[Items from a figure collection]
■ ■ ■ ■ ■ ■ ■
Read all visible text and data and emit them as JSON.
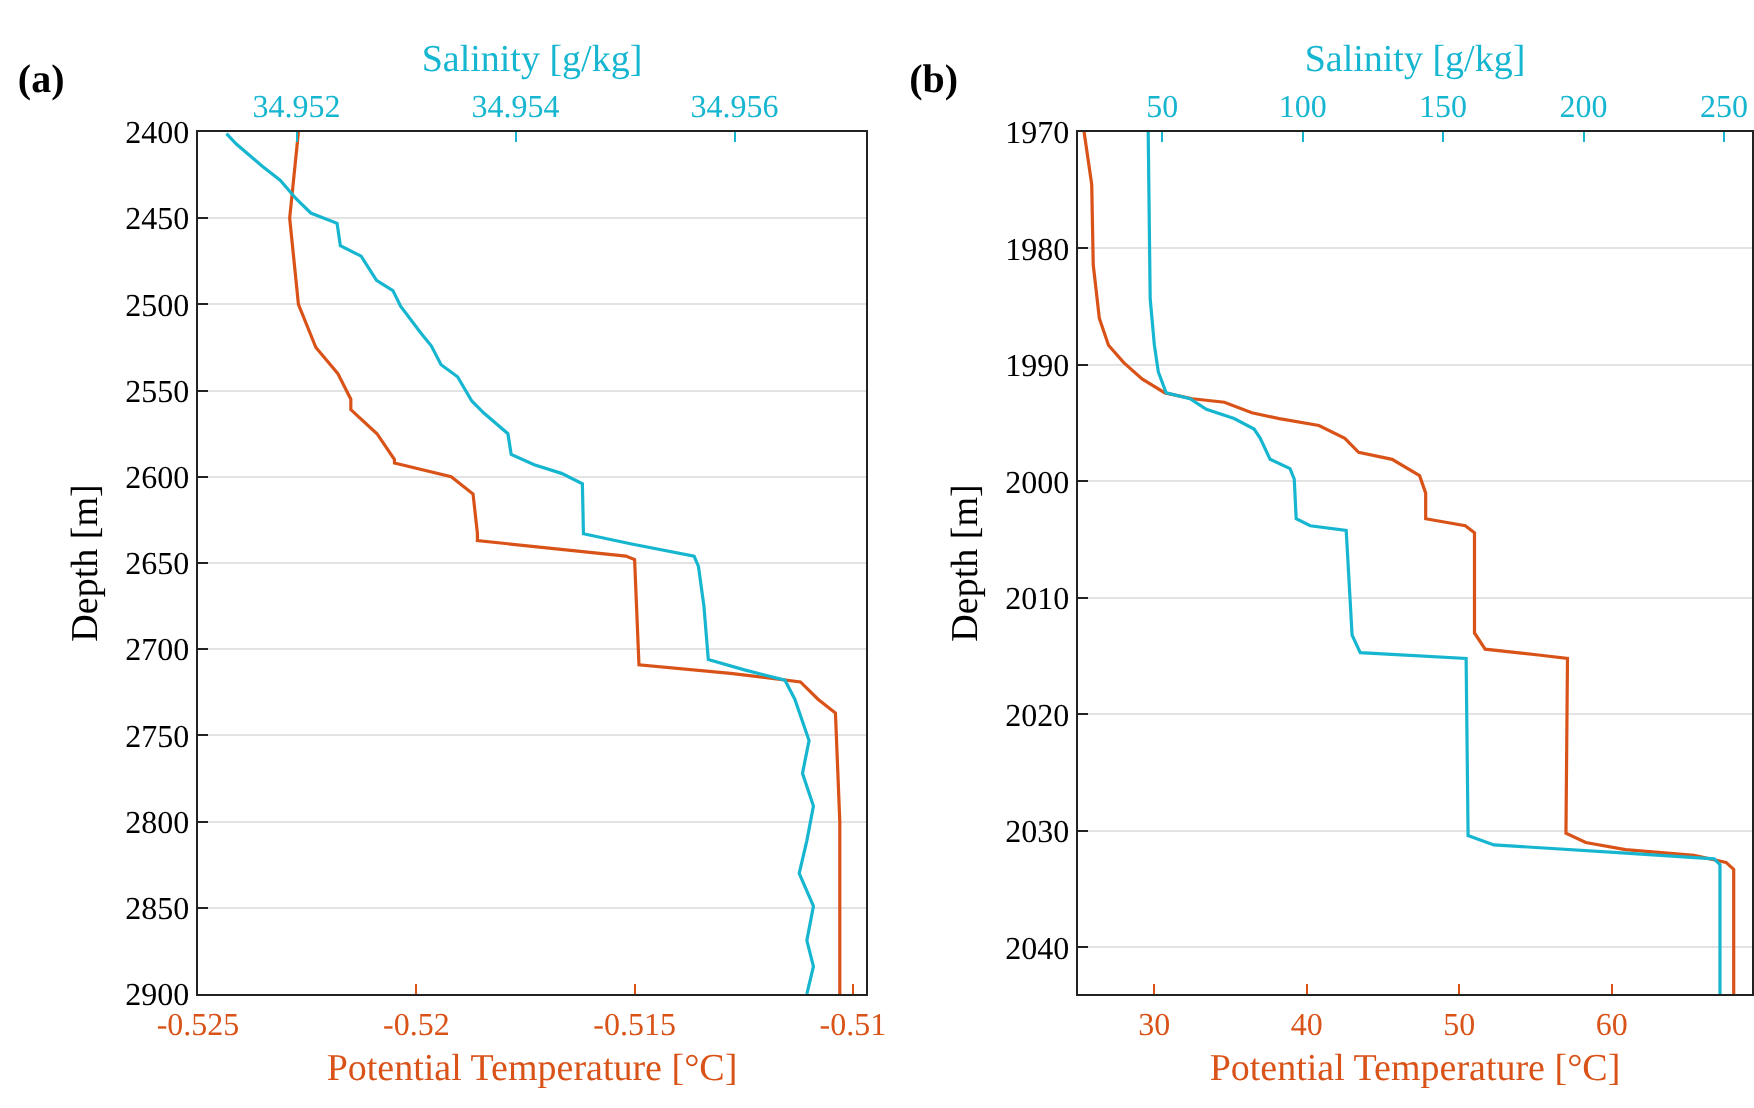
{
  "chart_data": [
    {
      "type": "line",
      "title": "(a)",
      "ylabel": "Depth [m]",
      "xlabel": "Potential Temperature [°C]",
      "x2label": "Salinity [g/kg]",
      "ylim": [
        2900,
        2400
      ],
      "yticks": [
        2400,
        2450,
        2500,
        2550,
        2600,
        2650,
        2700,
        2750,
        2800,
        2850,
        2900
      ],
      "xlim": [
        -0.525,
        -0.5097
      ],
      "xticks": [
        -0.525,
        -0.52,
        -0.515,
        -0.51
      ],
      "x2lim": [
        34.9511,
        34.9572
      ],
      "x2ticks": [
        34.952,
        34.954,
        34.956
      ],
      "grid": "y",
      "marker": "none",
      "line_style": "solid",
      "series": [
        {
          "color": "#d95319",
          "x": [
            -0.5227,
            -0.5229,
            -0.5227,
            -0.5223,
            -0.5218,
            -0.5215,
            -0.5215,
            -0.5209,
            -0.5205,
            -0.5205,
            -0.5192,
            -0.5187,
            -0.5186,
            -0.5186,
            -0.5152,
            -0.515,
            -0.5149,
            -0.5128,
            -0.5112,
            -0.5108,
            -0.5104,
            -0.5103,
            -0.5103
          ],
          "values": [
            2400,
            2450,
            2500,
            2525,
            2540,
            2555,
            2561,
            2575,
            2590,
            2592,
            2600,
            2610,
            2633,
            2637,
            2646,
            2648,
            2709,
            2714,
            2719,
            2729,
            2737,
            2800,
            2900
          ]
        },
        {
          "color": "#17b6d0",
          "axis": "x2",
          "x": [
            34.95136,
            34.95145,
            34.95169,
            34.95185,
            34.952,
            34.95213,
            34.95237,
            34.9524,
            34.95259,
            34.95273,
            34.95288,
            34.95295,
            34.95314,
            34.95323,
            34.95332,
            34.95347,
            34.9536,
            34.95371,
            34.95393,
            34.95396,
            34.95417,
            34.95442,
            34.95461,
            34.95462,
            34.95506,
            34.95563,
            34.95567,
            34.95572,
            34.95576,
            34.95609,
            34.95646,
            34.95655,
            34.95668,
            34.95662,
            34.95672,
            34.95666,
            34.95659,
            34.95672,
            34.95666,
            34.95672,
            34.95666
          ],
          "values": [
            2401,
            2407,
            2420,
            2428,
            2439,
            2447,
            2453,
            2466,
            2472,
            2486,
            2492,
            2501,
            2517,
            2524,
            2535,
            2542,
            2556,
            2563,
            2575,
            2587,
            2593,
            2598,
            2604,
            2633,
            2639,
            2646,
            2652,
            2675,
            2706,
            2712,
            2718,
            2729,
            2753,
            2772,
            2791,
            2811,
            2830,
            2849,
            2869,
            2884,
            2900
          ]
        }
      ]
    },
    {
      "type": "line",
      "title": "(b)",
      "ylabel": "Depth [m]",
      "xlabel": "Potential Temperature [°C]",
      "x2label": "Salinity [g/kg]",
      "ylim": [
        2044,
        1970
      ],
      "yticks": [
        1970,
        1980,
        1990,
        2000,
        2010,
        2020,
        2030,
        2040
      ],
      "xlim": [
        25,
        69.2
      ],
      "xticks": [
        30,
        40,
        50,
        60
      ],
      "x2lim": [
        20,
        260
      ],
      "x2ticks": [
        50,
        100,
        150,
        200,
        250
      ],
      "grid": "y",
      "marker": "none",
      "line_style": "solid",
      "series": [
        {
          "color": "#d95319",
          "x": [
            25.4,
            25.9,
            26.0,
            26.4,
            27.0,
            28.0,
            29.2,
            30.7,
            32.5,
            34.6,
            36.4,
            38.2,
            40.8,
            42.5,
            43.4,
            45.6,
            47.4,
            47.8,
            47.8,
            50.4,
            51.0,
            51.0,
            51.7,
            55.2,
            57.1,
            57.0,
            58.3,
            60.9,
            65.4,
            67.5,
            68.0,
            68.0
          ],
          "values": [
            1970,
            1974.5,
            1981.4,
            1986,
            1988.3,
            1989.8,
            1991.2,
            1992.4,
            1992.9,
            1993.2,
            1994.1,
            1994.6,
            1995.2,
            1996.3,
            1997.5,
            1998.1,
            1999.5,
            2001,
            2003.2,
            2003.8,
            2004.4,
            2013,
            2014.4,
            2014.9,
            2015.2,
            2030.2,
            2031,
            2031.6,
            2032.1,
            2032.7,
            2033.3,
            2044
          ]
        },
        {
          "color": "#17b6d0",
          "axis": "x2",
          "x": [
            45.0,
            45.7,
            47.2,
            48.6,
            51.4,
            59.9,
            65.7,
            75.6,
            82.7,
            84.9,
            88.4,
            95.5,
            97.0,
            97.7,
            102.7,
            115.5,
            117.6,
            120.5,
            158.2,
            158.9,
            168.1,
            215.1,
            246.5,
            248.6,
            248.6
          ],
          "values": [
            1970,
            1984.3,
            1988.3,
            1990.6,
            1992.4,
            1992.9,
            1993.8,
            1994.6,
            1995.5,
            1996.3,
            1998.1,
            1998.9,
            1999.8,
            2003.2,
            2003.8,
            2004.2,
            2013.2,
            2014.7,
            2015.2,
            2030.4,
            2031.2,
            2031.9,
            2032.4,
            2032.9,
            2044
          ]
        }
      ]
    }
  ]
}
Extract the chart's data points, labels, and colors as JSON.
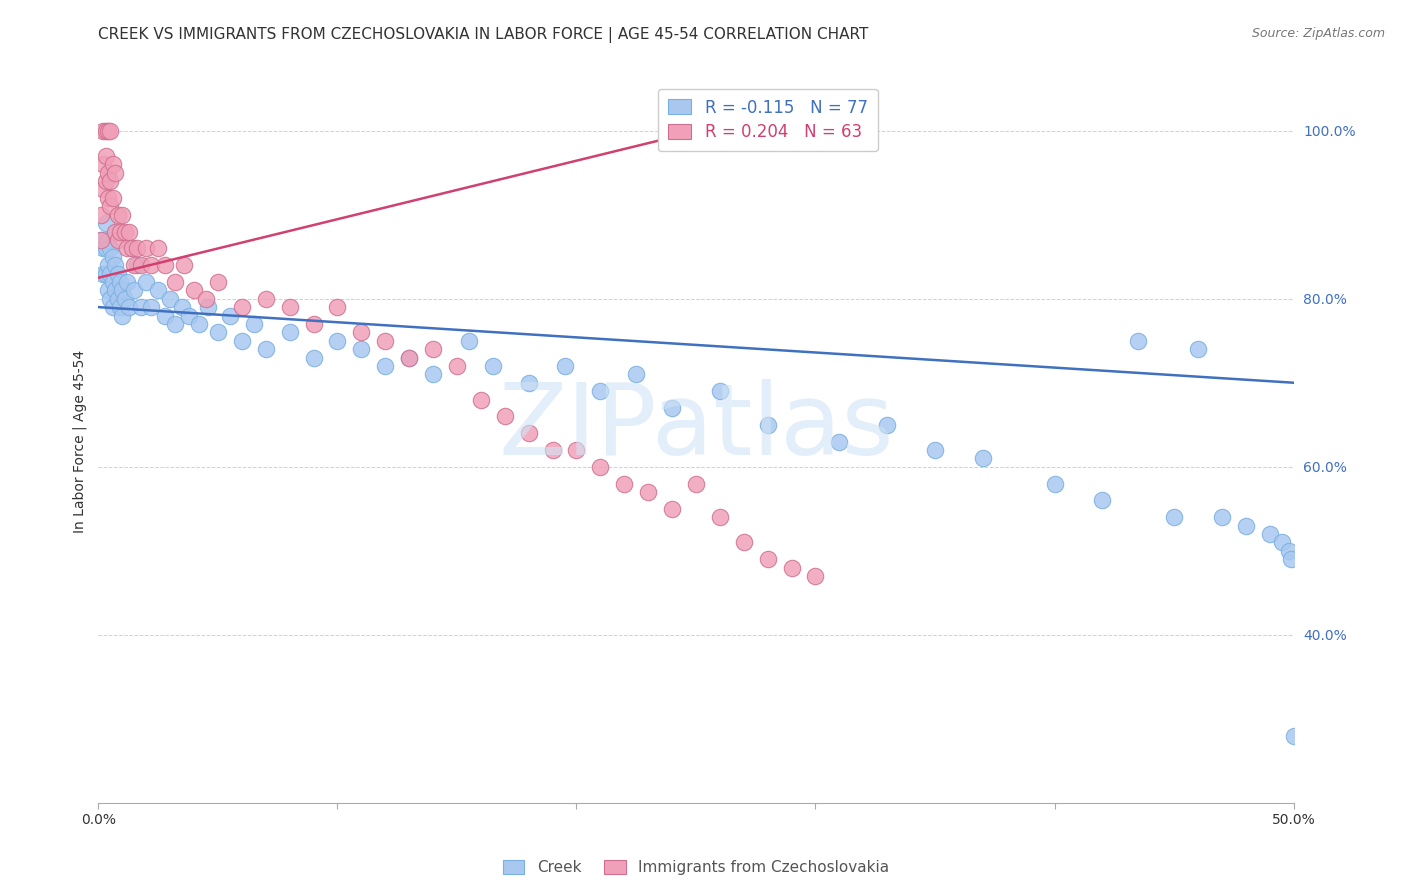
{
  "title": "CREEK VS IMMIGRANTS FROM CZECHOSLOVAKIA IN LABOR FORCE | AGE 45-54 CORRELATION CHART",
  "source": "Source: ZipAtlas.com",
  "ylabel": "In Labor Force | Age 45-54",
  "x_min": 0.0,
  "x_max": 0.5,
  "y_min": 0.2,
  "y_max": 1.06,
  "yticks": [
    0.4,
    0.6,
    0.8,
    1.0
  ],
  "ytick_labels": [
    "40.0%",
    "60.0%",
    "80.0%",
    "100.0%"
  ],
  "xticks": [
    0.0,
    0.1,
    0.2,
    0.3,
    0.4,
    0.5
  ],
  "xtick_labels": [
    "0.0%",
    "",
    "",
    "",
    "",
    "50.0%"
  ],
  "grid_color": "#cccccc",
  "background_color": "#ffffff",
  "creek_color": "#a8c8f0",
  "creek_edge": "#7ab0e0",
  "creek_line": "#4070c0",
  "imm_color": "#f0a0b8",
  "imm_edge": "#d07090",
  "imm_line": "#d04070",
  "creek_R": "-0.115",
  "creek_N": "77",
  "imm_R": "0.204",
  "imm_N": "63",
  "creek_trend_x0": 0.0,
  "creek_trend_x1": 0.5,
  "creek_trend_y0": 0.79,
  "creek_trend_y1": 0.7,
  "imm_trend_x0": 0.0,
  "imm_trend_x1": 0.28,
  "imm_trend_y0": 0.825,
  "imm_trend_y1": 1.02,
  "creek_x": [
    0.001,
    0.002,
    0.002,
    0.003,
    0.003,
    0.003,
    0.004,
    0.004,
    0.004,
    0.005,
    0.005,
    0.005,
    0.006,
    0.006,
    0.006,
    0.007,
    0.007,
    0.008,
    0.008,
    0.009,
    0.009,
    0.01,
    0.01,
    0.011,
    0.012,
    0.013,
    0.014,
    0.015,
    0.016,
    0.018,
    0.02,
    0.022,
    0.025,
    0.028,
    0.03,
    0.032,
    0.035,
    0.038,
    0.042,
    0.046,
    0.05,
    0.055,
    0.06,
    0.065,
    0.07,
    0.08,
    0.09,
    0.1,
    0.11,
    0.12,
    0.13,
    0.14,
    0.155,
    0.165,
    0.18,
    0.195,
    0.21,
    0.225,
    0.24,
    0.26,
    0.28,
    0.31,
    0.33,
    0.35,
    0.37,
    0.4,
    0.42,
    0.435,
    0.45,
    0.46,
    0.47,
    0.48,
    0.49,
    0.495,
    0.498,
    0.499,
    0.5
  ],
  "creek_y": [
    0.87,
    0.86,
    0.83,
    0.89,
    0.86,
    0.83,
    0.87,
    0.84,
    0.81,
    0.86,
    0.83,
    0.8,
    0.85,
    0.82,
    0.79,
    0.84,
    0.81,
    0.83,
    0.8,
    0.82,
    0.79,
    0.81,
    0.78,
    0.8,
    0.82,
    0.79,
    0.86,
    0.81,
    0.84,
    0.79,
    0.82,
    0.79,
    0.81,
    0.78,
    0.8,
    0.77,
    0.79,
    0.78,
    0.77,
    0.79,
    0.76,
    0.78,
    0.75,
    0.77,
    0.74,
    0.76,
    0.73,
    0.75,
    0.74,
    0.72,
    0.73,
    0.71,
    0.75,
    0.72,
    0.7,
    0.72,
    0.69,
    0.71,
    0.67,
    0.69,
    0.65,
    0.63,
    0.65,
    0.62,
    0.61,
    0.58,
    0.56,
    0.75,
    0.54,
    0.74,
    0.54,
    0.53,
    0.52,
    0.51,
    0.5,
    0.49,
    0.28
  ],
  "imm_x": [
    0.001,
    0.001,
    0.002,
    0.002,
    0.002,
    0.003,
    0.003,
    0.003,
    0.004,
    0.004,
    0.004,
    0.005,
    0.005,
    0.005,
    0.006,
    0.006,
    0.007,
    0.007,
    0.008,
    0.008,
    0.009,
    0.01,
    0.011,
    0.012,
    0.013,
    0.014,
    0.015,
    0.016,
    0.018,
    0.02,
    0.022,
    0.025,
    0.028,
    0.032,
    0.036,
    0.04,
    0.045,
    0.05,
    0.06,
    0.07,
    0.08,
    0.09,
    0.1,
    0.11,
    0.12,
    0.13,
    0.14,
    0.15,
    0.16,
    0.17,
    0.18,
    0.19,
    0.2,
    0.21,
    0.22,
    0.23,
    0.24,
    0.25,
    0.26,
    0.27,
    0.28,
    0.29,
    0.3
  ],
  "imm_y": [
    0.87,
    0.9,
    0.93,
    0.96,
    1.0,
    0.97,
    0.94,
    1.0,
    0.95,
    0.92,
    1.0,
    0.94,
    0.91,
    1.0,
    0.96,
    0.92,
    0.95,
    0.88,
    0.9,
    0.87,
    0.88,
    0.9,
    0.88,
    0.86,
    0.88,
    0.86,
    0.84,
    0.86,
    0.84,
    0.86,
    0.84,
    0.86,
    0.84,
    0.82,
    0.84,
    0.81,
    0.8,
    0.82,
    0.79,
    0.8,
    0.79,
    0.77,
    0.79,
    0.76,
    0.75,
    0.73,
    0.74,
    0.72,
    0.68,
    0.66,
    0.64,
    0.62,
    0.62,
    0.6,
    0.58,
    0.57,
    0.55,
    0.58,
    0.54,
    0.51,
    0.49,
    0.48,
    0.47
  ],
  "watermark_text": "ZIPatlas",
  "watermark_color": "#d0e4f5",
  "title_fontsize": 11,
  "tick_fontsize": 10,
  "label_fontsize": 10,
  "source_fontsize": 9
}
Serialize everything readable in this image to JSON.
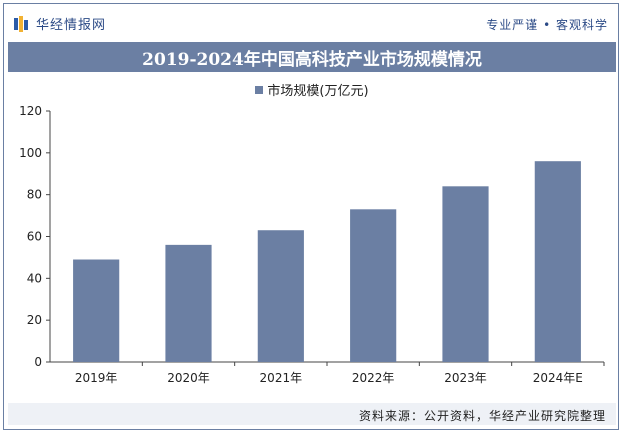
{
  "header": {
    "brand": "华经情报网",
    "slogan": "专业严谨 • 客观科学"
  },
  "chart_data": {
    "type": "bar",
    "title": "2019-2024年中国高科技产业市场规模情况",
    "categories": [
      "2019年",
      "2020年",
      "2021年",
      "2022年",
      "2023年",
      "2024年E"
    ],
    "series": [
      {
        "name": "市场规模(万亿元)",
        "values": [
          49,
          56,
          63,
          73,
          84,
          96
        ]
      }
    ],
    "yticks": [
      0,
      20,
      40,
      60,
      80,
      100,
      120
    ],
    "ylim": [
      0,
      120
    ],
    "xlabel": "",
    "ylabel": "",
    "legend_position": "top-center",
    "grid": false,
    "color": "#6b7fa3"
  },
  "source": "资料来源：公开资料，华经产业研究院整理"
}
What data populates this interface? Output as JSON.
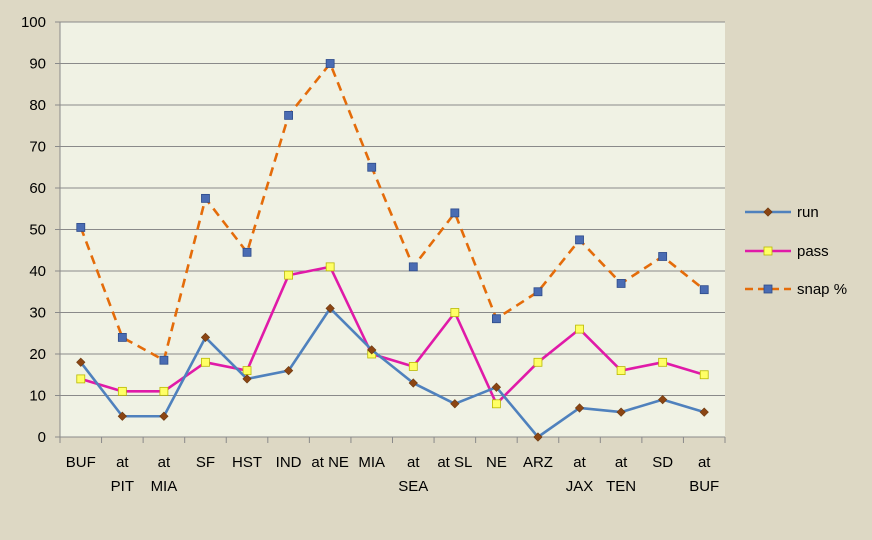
{
  "chart_data": {
    "type": "line",
    "title": "",
    "xlabel": "",
    "ylabel": "",
    "ylim": [
      0,
      100
    ],
    "yticks": [
      "0",
      "10",
      "20",
      "30",
      "40",
      "50",
      "60",
      "70",
      "80",
      "90",
      "100"
    ],
    "grid": "horizontal",
    "legend_position": "right",
    "categories": [
      [
        "BUF"
      ],
      [
        "at",
        "PIT"
      ],
      [
        "at",
        "MIA"
      ],
      [
        "SF"
      ],
      [
        "HST"
      ],
      [
        "IND"
      ],
      [
        "at NE"
      ],
      [
        "MIA"
      ],
      [
        "at",
        "SEA"
      ],
      [
        "at SL"
      ],
      [
        "NE"
      ],
      [
        "ARZ"
      ],
      [
        "at",
        "JAX"
      ],
      [
        "at",
        "TEN"
      ],
      [
        "SD"
      ],
      [
        "at",
        "BUF"
      ]
    ],
    "series": [
      {
        "name": "run",
        "color": "#4f81bd",
        "marker": "diamond",
        "marker_color": "#8b4513",
        "line_style": "solid",
        "values": [
          18,
          5,
          5,
          24,
          14,
          16,
          31,
          21,
          13,
          8,
          12,
          0,
          7,
          6,
          9,
          6
        ]
      },
      {
        "name": "pass",
        "color": "#e01aa8",
        "marker": "square",
        "marker_color": "#ffff66",
        "line_style": "solid",
        "values": [
          14,
          11,
          11,
          18,
          16,
          39,
          41,
          20,
          17,
          30,
          8,
          18,
          26,
          16,
          18,
          15
        ]
      },
      {
        "name": "snap %",
        "color": "#e46c0a",
        "marker": "square",
        "marker_color": "#4a6cb3",
        "line_style": "dashed",
        "values": [
          50.5,
          24,
          18.5,
          57.5,
          44.5,
          77.5,
          90,
          65,
          41,
          54,
          28.5,
          35,
          47.5,
          37,
          43.5,
          35.5
        ]
      }
    ]
  }
}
■ ■ ■ ■ ■ ■ ■
### Goal
Select and copy every line from the records that includes the word "this".

### Task answer
Serialize everything readable in this image to JSON.
What data populates this interface? Output as JSON.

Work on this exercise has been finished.